* _What the task requires_
Collect each line of the records containing the string "Major".

* _Provided records_
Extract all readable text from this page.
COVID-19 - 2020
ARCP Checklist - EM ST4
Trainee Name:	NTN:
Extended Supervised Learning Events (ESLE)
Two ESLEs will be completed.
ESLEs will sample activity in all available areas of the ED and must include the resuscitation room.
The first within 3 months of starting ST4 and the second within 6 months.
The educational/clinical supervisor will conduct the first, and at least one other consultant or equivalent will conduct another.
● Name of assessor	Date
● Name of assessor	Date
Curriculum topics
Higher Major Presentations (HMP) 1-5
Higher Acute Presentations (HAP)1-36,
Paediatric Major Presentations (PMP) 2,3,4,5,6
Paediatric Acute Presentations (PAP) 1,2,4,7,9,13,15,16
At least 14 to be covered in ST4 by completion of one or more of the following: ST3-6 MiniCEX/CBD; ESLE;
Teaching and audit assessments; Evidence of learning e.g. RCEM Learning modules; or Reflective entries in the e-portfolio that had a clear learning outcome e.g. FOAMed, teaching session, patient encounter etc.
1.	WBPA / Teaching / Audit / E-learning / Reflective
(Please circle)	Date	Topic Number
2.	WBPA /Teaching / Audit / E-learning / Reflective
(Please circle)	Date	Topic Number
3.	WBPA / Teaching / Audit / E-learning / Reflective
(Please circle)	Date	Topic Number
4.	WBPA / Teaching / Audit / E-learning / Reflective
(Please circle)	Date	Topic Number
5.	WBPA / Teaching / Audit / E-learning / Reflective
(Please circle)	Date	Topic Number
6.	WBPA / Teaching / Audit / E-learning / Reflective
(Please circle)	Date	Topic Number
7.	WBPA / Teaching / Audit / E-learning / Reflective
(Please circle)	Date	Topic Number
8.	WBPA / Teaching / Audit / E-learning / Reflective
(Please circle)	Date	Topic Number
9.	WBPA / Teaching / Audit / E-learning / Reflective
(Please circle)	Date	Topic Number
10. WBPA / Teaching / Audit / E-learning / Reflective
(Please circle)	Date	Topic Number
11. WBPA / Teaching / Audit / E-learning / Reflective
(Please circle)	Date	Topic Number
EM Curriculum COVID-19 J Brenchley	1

...

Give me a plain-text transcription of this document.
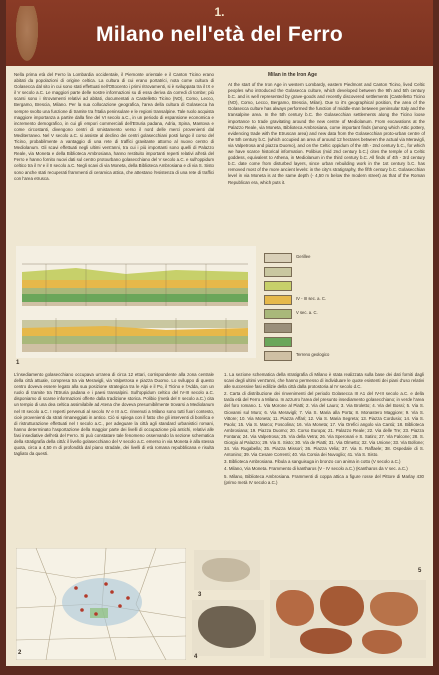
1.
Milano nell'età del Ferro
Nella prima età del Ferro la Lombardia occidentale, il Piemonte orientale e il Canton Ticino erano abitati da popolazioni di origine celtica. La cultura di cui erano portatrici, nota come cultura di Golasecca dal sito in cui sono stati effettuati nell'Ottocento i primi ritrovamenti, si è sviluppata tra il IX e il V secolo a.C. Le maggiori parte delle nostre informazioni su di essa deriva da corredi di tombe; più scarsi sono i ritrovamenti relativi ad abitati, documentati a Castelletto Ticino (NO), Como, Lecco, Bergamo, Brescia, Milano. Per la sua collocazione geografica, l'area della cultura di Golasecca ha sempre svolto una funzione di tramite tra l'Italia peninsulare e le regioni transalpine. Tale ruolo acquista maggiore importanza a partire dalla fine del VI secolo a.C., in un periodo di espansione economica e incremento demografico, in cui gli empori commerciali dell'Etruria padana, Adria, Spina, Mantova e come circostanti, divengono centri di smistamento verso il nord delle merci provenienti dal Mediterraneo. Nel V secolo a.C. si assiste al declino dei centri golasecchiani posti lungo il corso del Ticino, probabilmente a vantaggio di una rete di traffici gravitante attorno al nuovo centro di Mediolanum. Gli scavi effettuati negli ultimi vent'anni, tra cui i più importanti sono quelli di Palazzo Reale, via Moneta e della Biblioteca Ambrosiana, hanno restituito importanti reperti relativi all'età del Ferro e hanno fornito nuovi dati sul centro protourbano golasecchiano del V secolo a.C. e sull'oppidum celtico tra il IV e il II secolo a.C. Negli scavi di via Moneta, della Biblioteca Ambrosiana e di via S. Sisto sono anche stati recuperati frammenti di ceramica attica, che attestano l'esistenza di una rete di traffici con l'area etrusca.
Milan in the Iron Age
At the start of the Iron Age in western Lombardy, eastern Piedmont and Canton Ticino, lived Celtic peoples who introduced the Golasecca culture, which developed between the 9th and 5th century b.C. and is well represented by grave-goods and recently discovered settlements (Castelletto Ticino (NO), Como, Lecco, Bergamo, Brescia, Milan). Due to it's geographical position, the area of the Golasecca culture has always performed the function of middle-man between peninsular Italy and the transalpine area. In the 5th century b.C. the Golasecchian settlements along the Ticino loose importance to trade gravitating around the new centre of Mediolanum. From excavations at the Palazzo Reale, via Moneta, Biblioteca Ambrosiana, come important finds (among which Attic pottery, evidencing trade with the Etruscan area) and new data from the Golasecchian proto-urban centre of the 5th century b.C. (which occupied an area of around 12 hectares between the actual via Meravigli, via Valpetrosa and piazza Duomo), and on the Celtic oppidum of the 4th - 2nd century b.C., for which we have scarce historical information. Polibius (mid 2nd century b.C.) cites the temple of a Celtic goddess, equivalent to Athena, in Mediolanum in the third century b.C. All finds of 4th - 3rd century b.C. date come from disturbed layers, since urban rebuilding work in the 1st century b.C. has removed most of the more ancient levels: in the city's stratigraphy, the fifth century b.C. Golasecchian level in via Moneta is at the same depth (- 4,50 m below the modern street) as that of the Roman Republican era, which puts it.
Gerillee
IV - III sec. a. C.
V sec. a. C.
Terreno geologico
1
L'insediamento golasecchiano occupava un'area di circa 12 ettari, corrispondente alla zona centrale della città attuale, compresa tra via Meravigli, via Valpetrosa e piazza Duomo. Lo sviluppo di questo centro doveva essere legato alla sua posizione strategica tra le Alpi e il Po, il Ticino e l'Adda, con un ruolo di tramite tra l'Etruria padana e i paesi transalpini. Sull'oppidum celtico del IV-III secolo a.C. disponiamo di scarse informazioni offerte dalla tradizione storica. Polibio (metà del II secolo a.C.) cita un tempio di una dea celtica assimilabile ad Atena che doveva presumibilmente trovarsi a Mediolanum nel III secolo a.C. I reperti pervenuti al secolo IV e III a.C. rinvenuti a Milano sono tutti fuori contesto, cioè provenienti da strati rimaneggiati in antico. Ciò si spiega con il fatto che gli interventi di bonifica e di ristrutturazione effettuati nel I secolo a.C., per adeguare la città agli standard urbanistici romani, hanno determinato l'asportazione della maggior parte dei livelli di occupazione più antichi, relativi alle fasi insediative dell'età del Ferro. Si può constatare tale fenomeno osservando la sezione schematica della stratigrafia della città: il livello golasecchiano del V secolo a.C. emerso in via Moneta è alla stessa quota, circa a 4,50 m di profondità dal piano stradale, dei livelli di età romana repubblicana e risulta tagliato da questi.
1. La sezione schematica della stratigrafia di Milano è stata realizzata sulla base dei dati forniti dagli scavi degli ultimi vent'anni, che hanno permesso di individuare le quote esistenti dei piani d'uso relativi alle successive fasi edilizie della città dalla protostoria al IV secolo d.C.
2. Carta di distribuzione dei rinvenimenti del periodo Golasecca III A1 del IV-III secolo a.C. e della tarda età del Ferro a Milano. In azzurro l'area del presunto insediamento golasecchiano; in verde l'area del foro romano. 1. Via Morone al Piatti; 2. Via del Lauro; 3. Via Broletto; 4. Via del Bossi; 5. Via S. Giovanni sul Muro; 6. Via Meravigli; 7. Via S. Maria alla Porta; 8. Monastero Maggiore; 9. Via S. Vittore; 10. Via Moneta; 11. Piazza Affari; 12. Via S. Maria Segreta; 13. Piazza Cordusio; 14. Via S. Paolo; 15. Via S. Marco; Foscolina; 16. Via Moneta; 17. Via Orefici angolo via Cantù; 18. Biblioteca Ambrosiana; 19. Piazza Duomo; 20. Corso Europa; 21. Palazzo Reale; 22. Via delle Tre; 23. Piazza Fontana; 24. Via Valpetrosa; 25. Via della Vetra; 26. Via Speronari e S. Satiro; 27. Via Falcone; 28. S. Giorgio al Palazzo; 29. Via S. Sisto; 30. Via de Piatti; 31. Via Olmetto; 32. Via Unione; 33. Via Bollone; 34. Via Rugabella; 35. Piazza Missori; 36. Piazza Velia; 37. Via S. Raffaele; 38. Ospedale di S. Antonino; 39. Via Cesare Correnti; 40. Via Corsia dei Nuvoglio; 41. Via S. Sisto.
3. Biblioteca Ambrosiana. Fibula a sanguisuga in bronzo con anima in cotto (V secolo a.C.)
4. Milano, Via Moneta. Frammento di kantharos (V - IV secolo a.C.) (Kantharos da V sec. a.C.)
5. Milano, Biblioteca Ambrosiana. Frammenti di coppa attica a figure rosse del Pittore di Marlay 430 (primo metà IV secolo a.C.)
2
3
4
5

...

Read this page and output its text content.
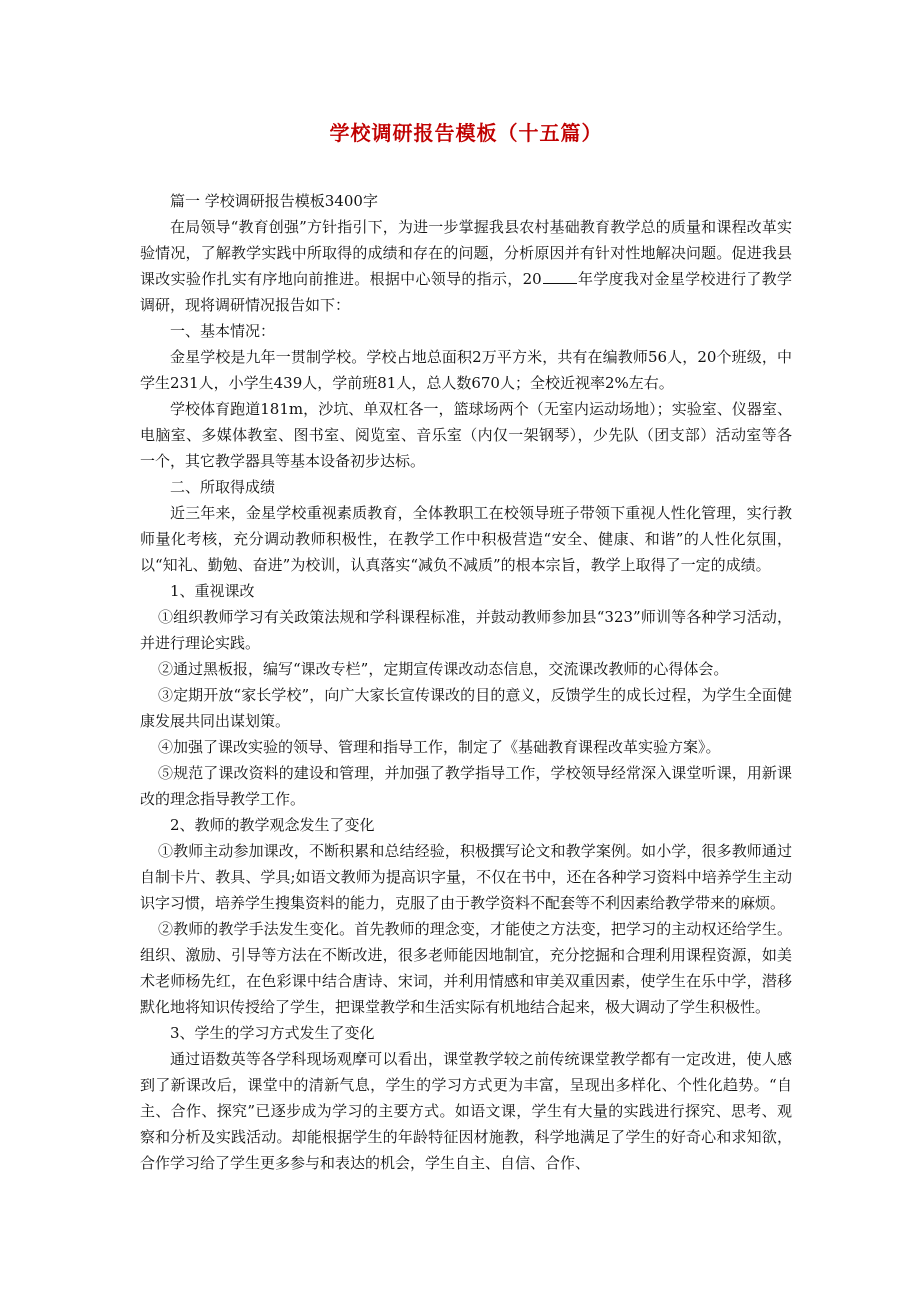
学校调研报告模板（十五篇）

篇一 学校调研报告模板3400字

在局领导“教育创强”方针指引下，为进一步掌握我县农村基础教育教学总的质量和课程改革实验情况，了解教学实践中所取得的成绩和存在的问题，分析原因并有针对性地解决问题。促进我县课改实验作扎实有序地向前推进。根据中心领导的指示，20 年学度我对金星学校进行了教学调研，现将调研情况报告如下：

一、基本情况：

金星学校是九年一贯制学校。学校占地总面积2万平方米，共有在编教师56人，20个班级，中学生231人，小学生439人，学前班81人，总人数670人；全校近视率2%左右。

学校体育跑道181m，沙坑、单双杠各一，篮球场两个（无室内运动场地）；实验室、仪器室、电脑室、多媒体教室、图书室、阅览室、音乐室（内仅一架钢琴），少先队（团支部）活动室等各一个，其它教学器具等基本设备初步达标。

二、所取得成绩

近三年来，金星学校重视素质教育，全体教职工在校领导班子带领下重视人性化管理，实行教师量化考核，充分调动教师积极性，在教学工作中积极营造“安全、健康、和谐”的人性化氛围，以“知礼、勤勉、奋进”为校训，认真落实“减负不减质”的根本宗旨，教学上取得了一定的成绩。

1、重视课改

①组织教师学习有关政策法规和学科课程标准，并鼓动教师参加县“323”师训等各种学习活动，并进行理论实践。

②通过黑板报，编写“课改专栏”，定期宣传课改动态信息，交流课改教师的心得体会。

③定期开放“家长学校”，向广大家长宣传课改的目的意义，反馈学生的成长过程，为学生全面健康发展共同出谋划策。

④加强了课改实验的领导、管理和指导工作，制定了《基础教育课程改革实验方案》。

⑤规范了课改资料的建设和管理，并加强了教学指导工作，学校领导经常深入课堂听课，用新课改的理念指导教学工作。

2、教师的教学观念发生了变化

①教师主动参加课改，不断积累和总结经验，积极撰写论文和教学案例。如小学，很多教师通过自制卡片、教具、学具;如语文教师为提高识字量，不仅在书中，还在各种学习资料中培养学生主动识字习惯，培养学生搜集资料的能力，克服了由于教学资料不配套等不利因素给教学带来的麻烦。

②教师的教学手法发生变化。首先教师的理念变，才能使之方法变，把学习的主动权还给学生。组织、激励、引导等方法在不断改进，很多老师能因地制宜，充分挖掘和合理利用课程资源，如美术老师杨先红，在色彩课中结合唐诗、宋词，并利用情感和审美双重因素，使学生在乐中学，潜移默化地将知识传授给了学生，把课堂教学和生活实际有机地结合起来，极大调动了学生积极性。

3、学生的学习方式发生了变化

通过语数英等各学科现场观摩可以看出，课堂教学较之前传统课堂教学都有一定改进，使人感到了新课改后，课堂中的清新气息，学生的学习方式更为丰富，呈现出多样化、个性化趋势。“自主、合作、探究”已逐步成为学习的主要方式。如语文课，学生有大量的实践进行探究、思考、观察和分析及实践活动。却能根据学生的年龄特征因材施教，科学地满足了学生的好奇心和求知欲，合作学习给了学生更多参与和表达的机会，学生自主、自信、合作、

* _Written solution_
Higher Major Presentations (HMP) 1-5
Paediatric Major Presentations (PMP) 2,3,4,5,6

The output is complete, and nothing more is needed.